Your task - Restate all of the entries exactly, dropping any pictures they hold.
== Supplied records ==
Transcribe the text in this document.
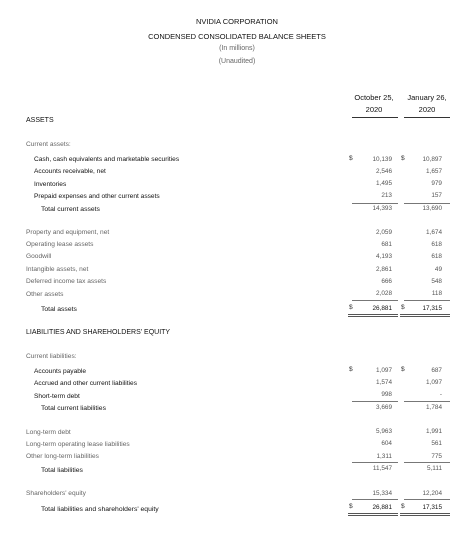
NVIDIA CORPORATION
CONDENSED CONSOLIDATED BALANCE SHEETS
(In millions)
(Unaudited)
October 25,
2020
January 26,
2020
ASSETS
Current assets:
Cash, cash equivalents and marketable securities	$	10,139 $	10,897
Accounts receivable, net	2,546	1,657
Inventories	1,495	979
Prepaid expenses and other current assets	213	157
Total current assets	14,393	13,690
Property and equipment, net	2,059	1,674
Operating lease assets	681	618
Goodwill	4,193	618
Intangible assets, net	2,861	49
Deferred income tax assets	666	548
Other assets	2,028	118
Total assets	$	26,881 $	17,315
LIABILITIES AND SHAREHOLDERS' EQUITY
Current liabilities:
Accounts payable	$	1,097 $	687
Accrued and other current liabilities	1,574	1,097
Short-term debt	998	-
Total current liabilities	3,669	1,784
Long-term debt	5,963	1,991
Long-term operating lease liabilities	604	561
Other long-term liabilities	1,311	775
Total liabilities	11,547	5,111
Shareholders' equity	15,334	12,204
Total liabilities and shareholders' equity	$	26,881 $	17,315
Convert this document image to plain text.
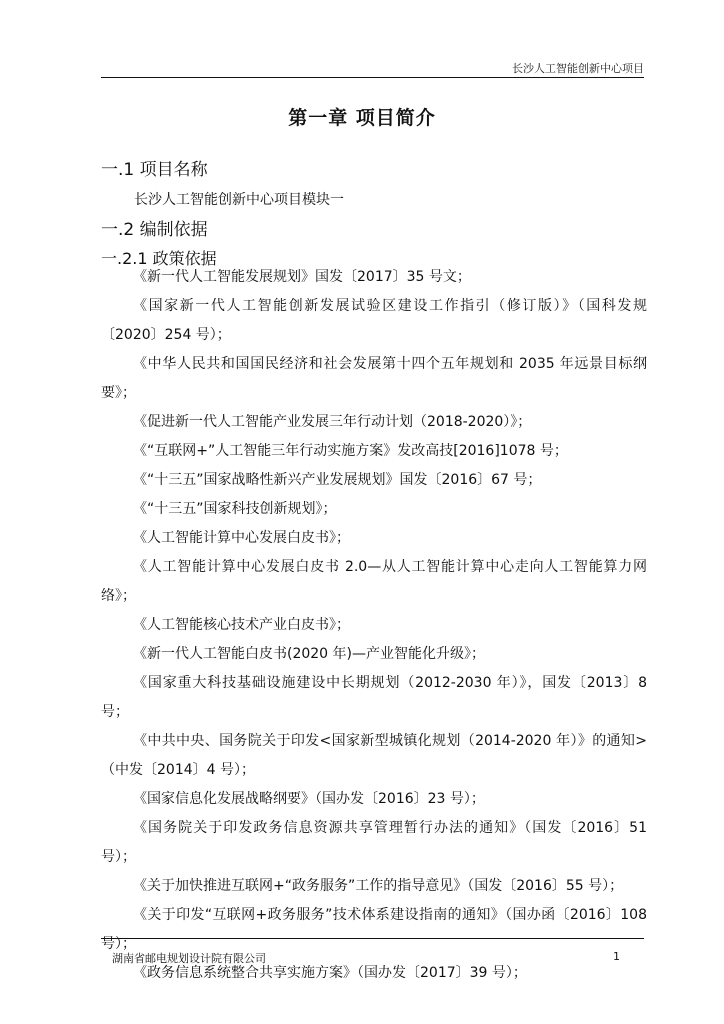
长沙人工智能创新中心项目
第一章 项目简介
一.1 项目名称
长沙人工智能创新中心项目模块一
一.2 编制依据
一.2.1 政策依据
《新一代人工智能发展规划》国发〔2017〕35 号文；
《国家新一代人工智能创新发展试验区建设工作指引（修订版）》（国科发规〔2020〕254 号）；
《中华人民共和国国民经济和社会发展第十四个五年规划和 2035 年远景目标纲要》；
《促进新一代人工智能产业发展三年行动计划（2018-2020）》；
《“互联网+”人工智能三年行动实施方案》发改高技[2016]1078 号；
《“十三五”国家战略性新兴产业发展规划》国发〔2016〕67 号；
《“十三五”国家科技创新规划》；
《人工智能计算中心发展白皮书》；
《人工智能计算中心发展白皮书 2.0—从人工智能计算中心走向人工智能算力网络》；
《人工智能核心技术产业白皮书》；
《新一代人工智能白皮书(2020 年)—产业智能化升级》；
《国家重大科技基础设施建设中长期规划（2012-2030 年）》，国发〔2013〕8 号；
《中共中央、国务院关于印发<国家新型城镇化规划（2014-2020 年）》的通知>（中发〔2014〕4 号）；
《国家信息化发展战略纲要》（国办发〔2016〕23 号）；
《国务院关于印发政务信息资源共享管理暂行办法的通知》（国发〔2016〕51 号）；
《关于加快推进互联网+“政务服务”工作的指导意见》（国发〔2016〕55 号）；
《关于印发“互联网+政务服务”技术体系建设指南的通知》（国办函〔2016〕108 号）；
《政务信息系统整合共享实施方案》（国办发〔2017〕39 号）；
湖南省邮电规划设计院有限公司	1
===
Problem solution -
Transcribe the text in this document.
NVIDIA CORPORATION
CONDENSED CONSOLIDATED BALANCE SHEETS
(In millions)
(Unaudited)
October 25,
2020
January 26,
2020
ASSETS
Current assets:
Cash, cash equivalents and marketable securities	$	10,139 $	10,897
Accounts receivable, net	2,546	1,657
Inventories	1,495	979
Prepaid expenses and other current assets	213	157
Total current assets	14,393	13,690
Property and equipment, net	2,059	1,674
Operating lease assets	681	618
Goodwill	4,193	618
Intangible assets, net	2,861	49
Deferred income tax assets	666	548
Other assets	2,028	118
Total assets	$	26,881 $	17,315
LIABILITIES AND SHAREHOLDERS' EQUITY
Current liabilities:
Accounts payable	$	1,097 $	687
Accrued and other current liabilities	1,574	1,097
Short-term debt	998	-
Total current liabilities	3,669	1,784
Long-term debt	5,963	1,991
Long-term operating lease liabilities	604	561
Other long-term liabilities	1,311	775
Total liabilities	11,547	5,111
Shareholders' equity	15,334	12,204
Total liabilities and shareholders' equity	$	26,881 $	17,315
Convert this document image to plain text.
长沙人工智能创新中心项目
第一章 项目简介
一.1 项目名称
长沙人工智能创新中心项目模块一
一.2 编制依据
一.2.1 政策依据
《新一代人工智能发展规划》国发〔2017〕35 号文；
《国家新一代人工智能创新发展试验区建设工作指引（修订版）》（国科发规〔2020〕254 号）；
《中华人民共和国国民经济和社会发展第十四个五年规划和 2035 年远景目标纲要》；
《促进新一代人工智能产业发展三年行动计划（2018-2020）》；
《“互联网+”人工智能三年行动实施方案》发改高技[2016]1078 号；
《“十三五”国家战略性新兴产业发展规划》国发〔2016〕67 号；
《“十三五”国家科技创新规划》；
《人工智能计算中心发展白皮书》；
《人工智能计算中心发展白皮书 2.0—从人工智能计算中心走向人工智能算力网络》；
《人工智能核心技术产业白皮书》；
《新一代人工智能白皮书(2020 年)—产业智能化升级》；
《国家重大科技基础设施建设中长期规划（2012-2030 年）》，国发〔2013〕8 号；
《中共中央、国务院关于印发<国家新型城镇化规划（2014-2020 年）》的通知>（中发〔2014〕4 号）；
《国家信息化发展战略纲要》（国办发〔2016〕23 号）；
《国务院关于印发政务信息资源共享管理暂行办法的通知》（国发〔2016〕51 号）；
《关于加快推进互联网+“政务服务”工作的指导意见》（国发〔2016〕55 号）；
《关于印发“互联网+政务服务”技术体系建设指南的通知》（国办函〔2016〕108 号）；
《政务信息系统整合共享实施方案》（国办发〔2017〕39 号）；
湖南省邮电规划设计院有限公司	1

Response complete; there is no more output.